TASK TO COMPLETE: Return all of the entries word for word, but omit the pictures they contain.

|---|

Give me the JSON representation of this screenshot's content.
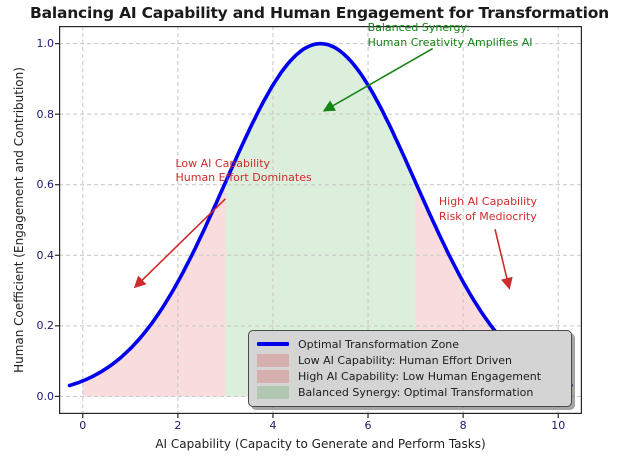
{
  "chart_data": {
    "type": "area",
    "title": "Balancing AI Capability and Human Engagement for Transformation",
    "xlabel": "AI Capability (Capacity to Generate and Perform Tasks)",
    "ylabel": "Human Coefficient (Engagement and Contribution)",
    "xlim": [
      -0.5,
      10.5
    ],
    "ylim": [
      -0.05,
      1.05
    ],
    "x_ticks": [
      "0",
      "2",
      "4",
      "6",
      "8",
      "10"
    ],
    "x_tick_values": [
      0,
      2,
      4,
      6,
      8,
      10
    ],
    "y_ticks": [
      "0.0",
      "0.2",
      "0.4",
      "0.6",
      "0.8",
      "1.0"
    ],
    "y_tick_values": [
      0,
      0.2,
      0.4,
      0.6,
      0.8,
      1.0
    ],
    "grid": {
      "style": "dashed",
      "color": "#c6c6c6"
    },
    "axis_color": "#262626",
    "tick_label_color": "#1b1b6f",
    "curve": {
      "label": "Optimal Transformation Zone",
      "shape": "gaussian",
      "mean": 5,
      "sigma": 2,
      "amplitude": 1.0,
      "x_start": -0.28,
      "x_end": 10.28,
      "color": "#0000ee",
      "width": 3.6
    },
    "regions": [
      {
        "label": "Low AI Capability: Human Effort Driven",
        "x_start": 0,
        "x_end": 3,
        "fill": "rgba(222,45,45,0.17)"
      },
      {
        "label": "High AI Capability: Low Human Engagement",
        "x_start": 7,
        "x_end": 10,
        "fill": "rgba(222,45,45,0.17)"
      },
      {
        "label": "Balanced Synergy: Optimal Transformation",
        "x_start": 3,
        "x_end": 7,
        "fill": "rgba(40,150,40,0.16)"
      }
    ],
    "annotations": [
      {
        "text": "Low AI Capability\nHuman Effort Dominates",
        "color": "#cf2b2b",
        "text_xy": [
          1.95,
          0.68
        ],
        "arrow_from": [
          3.0,
          0.56
        ],
        "arrow_to": [
          1.1,
          0.31
        ]
      },
      {
        "text": "High AI Capability\nRisk of Mediocrity",
        "color": "#cf2b2b",
        "text_xy": [
          7.49,
          0.57
        ],
        "arrow_from": [
          8.67,
          0.474
        ],
        "arrow_to": [
          8.97,
          0.307
        ]
      },
      {
        "text": "Balanced Synergy:\nHuman Creativity Amplifies AI",
        "color": "#168416",
        "text_xy": [
          5.99,
          1.063
        ],
        "arrow_from": [
          7.36,
          0.986
        ],
        "arrow_to": [
          5.08,
          0.81
        ]
      }
    ]
  },
  "legend": {
    "position": "lower right",
    "items": [
      {
        "type": "line",
        "label": "Optimal Transformation Zone",
        "color": "#0000ee"
      },
      {
        "type": "patch",
        "label": "Low AI Capability: Human Effort Driven",
        "color": "rgba(222,45,45,0.22)"
      },
      {
        "type": "patch",
        "label": "High AI Capability: Low Human Engagement",
        "color": "rgba(222,45,45,0.22)"
      },
      {
        "type": "patch",
        "label": "Balanced Synergy: Optimal Transformation",
        "color": "rgba(40,150,40,0.20)"
      }
    ]
  }
}
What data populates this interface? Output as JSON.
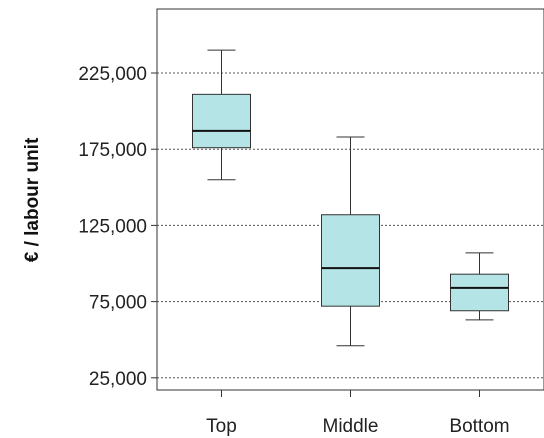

|---|

RESPONSE TO THIS EXERCISE:
Give me the JSON representation of this screenshot's content.
{
  "chart_data": {
    "type": "area",
    "title": "Balancing AI Capability and Human Engagement for Transformation",
    "xlabel": "AI Capability (Capacity to Generate and Perform Tasks)",
    "ylabel": "Human Coefficient (Engagement and Contribution)",
    "xlim": [
      -0.5,
      10.5
    ],
    "ylim": [
      -0.05,
      1.05
    ],
    "x_ticks": [
      "0",
      "2",
      "4",
      "6",
      "8",
      "10"
    ],
    "x_tick_values": [
      0,
      2,
      4,
      6,
      8,
      10
    ],
    "y_ticks": [
      "0.0",
      "0.2",
      "0.4",
      "0.6",
      "0.8",
      "1.0"
    ],
    "y_tick_values": [
      0,
      0.2,
      0.4,
      0.6,
      0.8,
      1.0
    ],
    "grid": {
      "style": "dashed",
      "color": "#c6c6c6"
    },
    "axis_color": "#262626",
    "tick_label_color": "#1b1b6f",
    "curve": {
      "label": "Optimal Transformation Zone",
      "shape": "gaussian",
      "mean": 5,
      "sigma": 2,
      "amplitude": 1.0,
      "x_start": -0.28,
      "x_end": 10.28,
      "color": "#0000ee",
      "width": 3.6
    },
    "regions": [
      {
        "label": "Low AI Capability: Human Effort Driven",
        "x_start": 0,
        "x_end": 3,
        "fill": "rgba(222,45,45,0.17)"
      },
      {
        "label": "High AI Capability: Low Human Engagement",
        "x_start": 7,
        "x_end": 10,
        "fill": "rgba(222,45,45,0.17)"
      },
      {
        "label": "Balanced Synergy: Optimal Transformation",
        "x_start": 3,
        "x_end": 7,
        "fill": "rgba(40,150,40,0.16)"
      }
    ],
    "annotations": [
      {
        "text": "Low AI Capability\nHuman Effort Dominates",
        "color": "#cf2b2b",
        "text_xy": [
          1.95,
          0.68
        ],
        "arrow_from": [
          3.0,
          0.56
        ],
        "arrow_to": [
          1.1,
          0.31
        ]
      },
      {
        "text": "High AI Capability\nRisk of Mediocrity",
        "color": "#cf2b2b",
        "text_xy": [
          7.49,
          0.57
        ],
        "arrow_from": [
          8.67,
          0.474
        ],
        "arrow_to": [
          8.97,
          0.307
        ]
      },
      {
        "text": "Balanced Synergy:\nHuman Creativity Amplifies AI",
        "color": "#168416",
        "text_xy": [
          5.99,
          1.063
        ],
        "arrow_from": [
          7.36,
          0.986
        ],
        "arrow_to": [
          5.08,
          0.81
        ]
      }
    ]
  },
  "legend": {
    "position": "lower right",
    "items": [
      {
        "type": "line",
        "label": "Optimal Transformation Zone",
        "color": "#0000ee"
      },
      {
        "type": "patch",
        "label": "Low AI Capability: Human Effort Driven",
        "color": "rgba(222,45,45,0.22)"
      },
      {
        "type": "patch",
        "label": "High AI Capability: Low Human Engagement",
        "color": "rgba(222,45,45,0.22)"
      },
      {
        "type": "patch",
        "label": "Balanced Synergy: Optimal Transformation",
        "color": "rgba(40,150,40,0.20)"
      }
    ]
  }
}
What data populates this interface? Output as JSON.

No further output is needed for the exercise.